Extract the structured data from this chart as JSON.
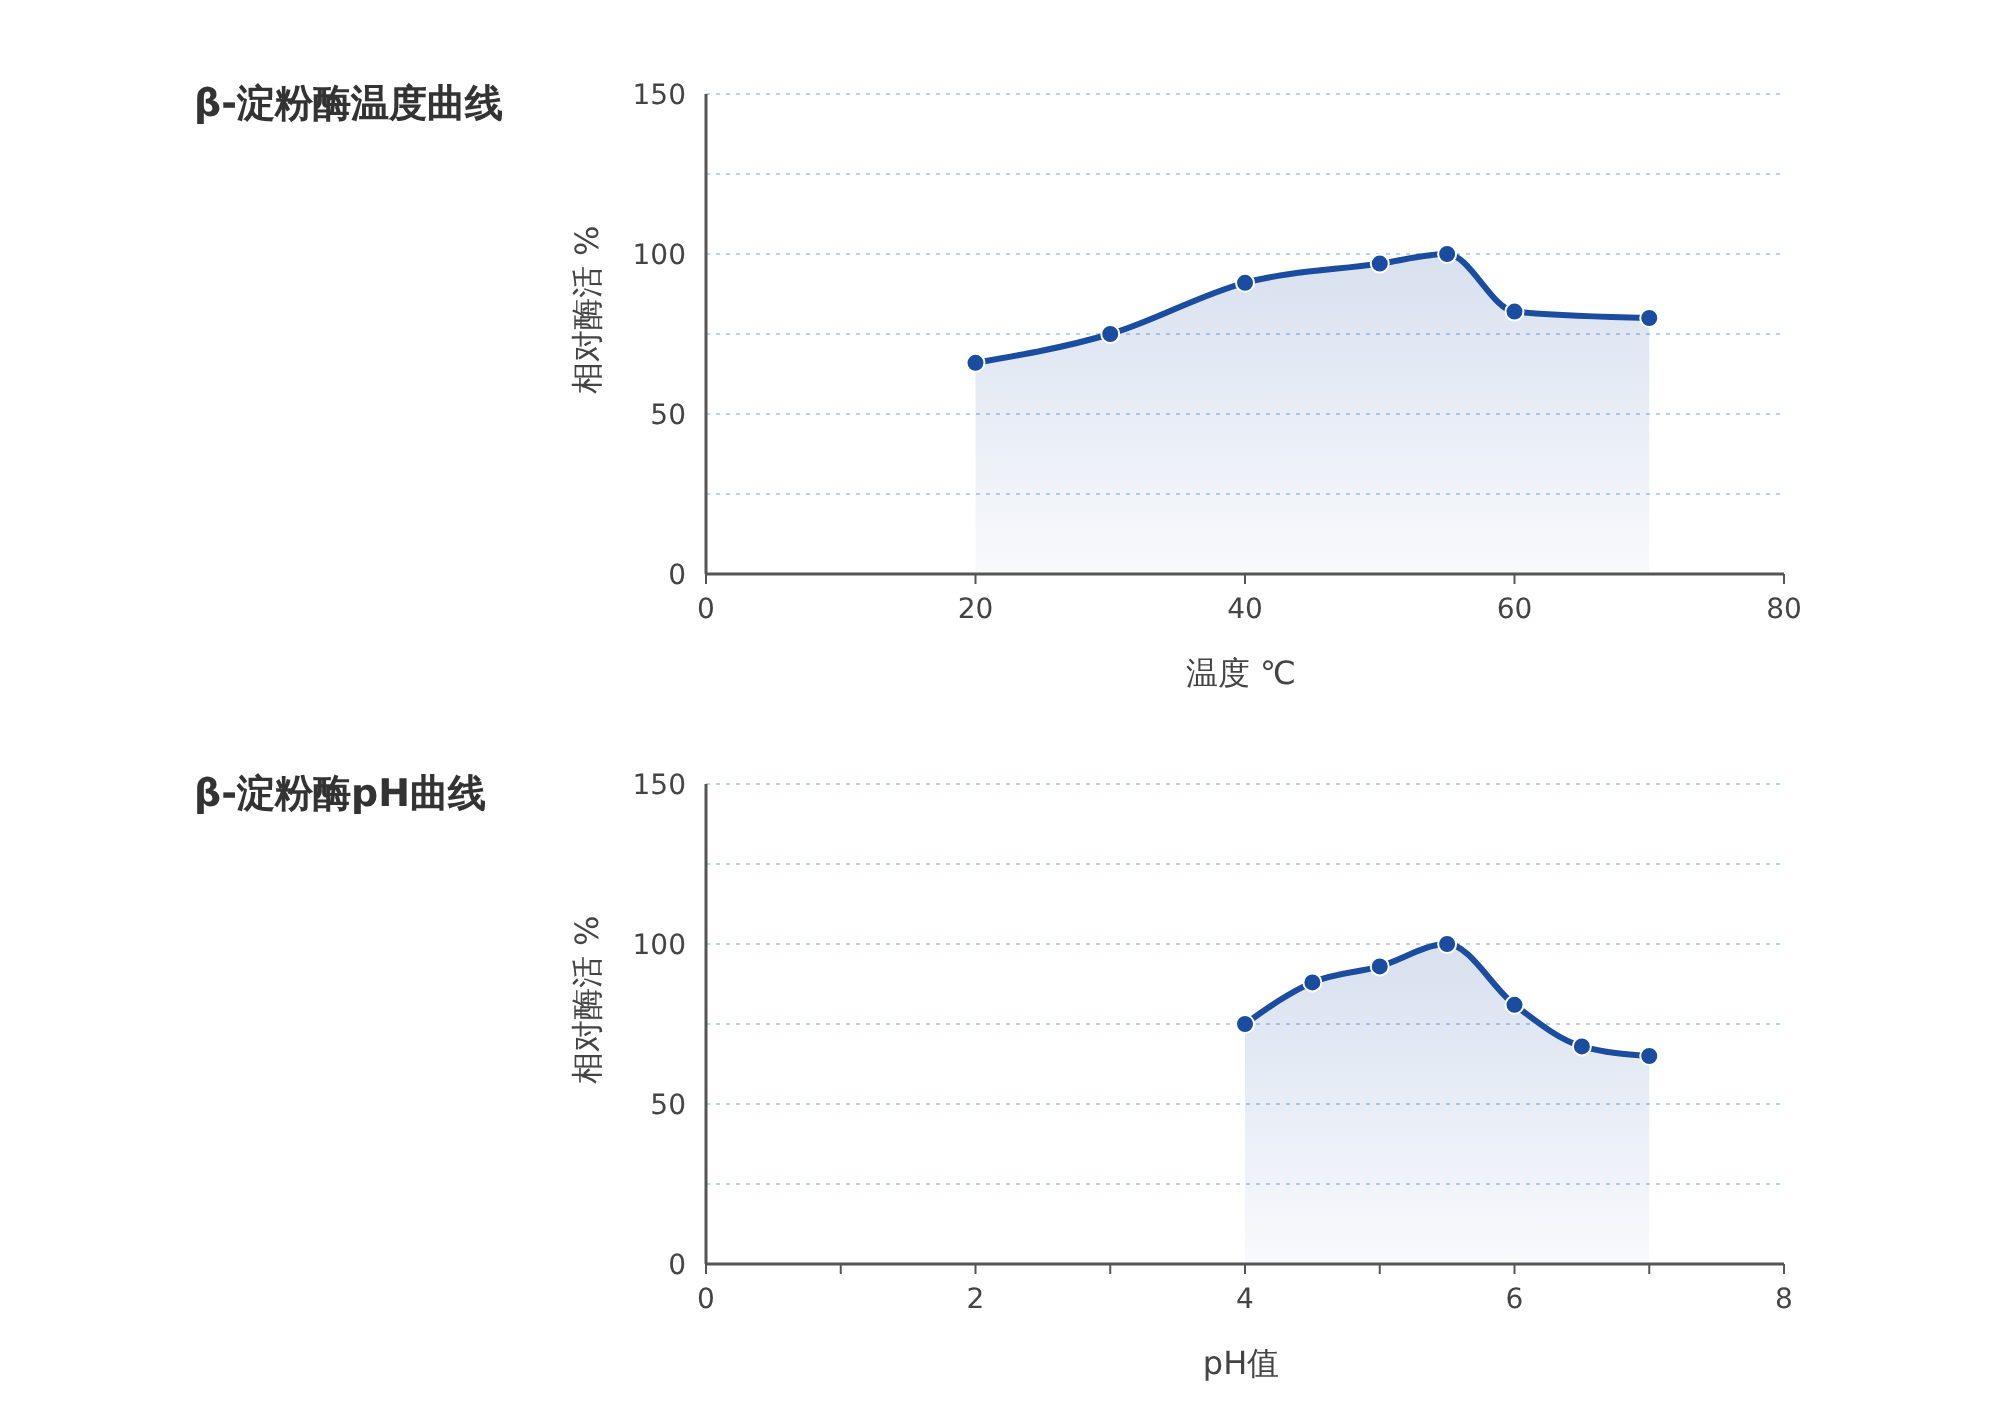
{
  "chart_data": [
    {
      "type": "area",
      "title": "β-淀粉酶温度曲线",
      "xlabel": "温度 ℃",
      "ylabel": "相对酶活 %",
      "xlim": [
        0,
        80
      ],
      "xticks": [
        0,
        20,
        40,
        60,
        80
      ],
      "ylim": [
        0,
        150
      ],
      "yticks": [
        0,
        {
          "value": 25,
          "label": null
        },
        50,
        {
          "value": 75,
          "label": null
        },
        100,
        {
          "value": 125,
          "label": null
        },
        150
      ],
      "grid": "y",
      "marker": "circle",
      "line_style": "solid",
      "series": [
        {
          "color": "#1a4ca0",
          "x": [
            20,
            30,
            40,
            50,
            55,
            60,
            70
          ],
          "values": [
            66,
            75,
            91,
            97,
            100,
            82,
            80
          ]
        }
      ]
    },
    {
      "type": "area",
      "title": "β-淀粉酶pH曲线",
      "xlabel": "pH值",
      "ylabel": "相对酶活 %",
      "xlim": [
        0,
        8
      ],
      "xticks": [
        0,
        {
          "value": 1,
          "label": null
        },
        2,
        {
          "value": 3,
          "label": null
        },
        4,
        {
          "value": 5,
          "label": null
        },
        6,
        {
          "value": 7,
          "label": null
        },
        8
      ],
      "ylim": [
        0,
        150
      ],
      "yticks": [
        0,
        {
          "value": 25,
          "label": null
        },
        50,
        {
          "value": 75,
          "label": null
        },
        100,
        {
          "value": 125,
          "label": null
        },
        150
      ],
      "grid": "y",
      "marker": "circle",
      "line_style": "solid",
      "series": [
        {
          "color": "#1a4ca0",
          "x": [
            4,
            4.5,
            5,
            5.5,
            6,
            6.5,
            7
          ],
          "values": [
            75,
            88,
            93,
            100,
            81,
            68,
            65
          ]
        }
      ]
    }
  ]
}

┄┄┄┄┄┄

Write out the full listing verbatim, excluding its pictures.

Extract the structured data from this chart as JSON.
{
  "chart_data": [
    {
      "type": "area",
      "title": "β-淀粉酶温度曲线",
      "xlabel": "温度 ℃",
      "ylabel": "相对酶活 %",
      "xlim": [
        0,
        80
      ],
      "xticks": [
        0,
        20,
        40,
        60,
        80
      ],
      "ylim": [
        0,
        150
      ],
      "yticks": [
        0,
        {
          "value": 25,
          "label": null
        },
        50,
        {
          "value": 75,
          "label": null
        },
        100,
        {
          "value": 125,
          "label": null
        },
        150
      ],
      "grid": "y",
      "marker": "circle",
      "line_style": "solid",
      "series": [
        {
          "color": "#1a4ca0",
          "x": [
            20,
            30,
            40,
            50,
            55,
            60,
            70
          ],
          "values": [
            66,
            75,
            91,
            97,
            100,
            82,
            80
          ]
        }
      ]
    },
    {
      "type": "area",
      "title": "β-淀粉酶pH曲线",
      "xlabel": "pH值",
      "ylabel": "相对酶活 %",
      "xlim": [
        0,
        8
      ],
      "xticks": [
        0,
        {
          "value": 1,
          "label": null
        },
        2,
        {
          "value": 3,
          "label": null
        },
        4,
        {
          "value": 5,
          "label": null
        },
        6,
        {
          "value": 7,
          "label": null
        },
        8
      ],
      "ylim": [
        0,
        150
      ],
      "yticks": [
        0,
        {
          "value": 25,
          "label": null
        },
        50,
        {
          "value": 75,
          "label": null
        },
        100,
        {
          "value": 125,
          "label": null
        },
        150
      ],
      "grid": "y",
      "marker": "circle",
      "line_style": "solid",
      "series": [
        {
          "color": "#1a4ca0",
          "x": [
            4,
            4.5,
            5,
            5.5,
            6,
            6.5,
            7
          ],
          "values": [
            75,
            88,
            93,
            100,
            81,
            68,
            65
          ]
        }
      ]
    }
  ]
}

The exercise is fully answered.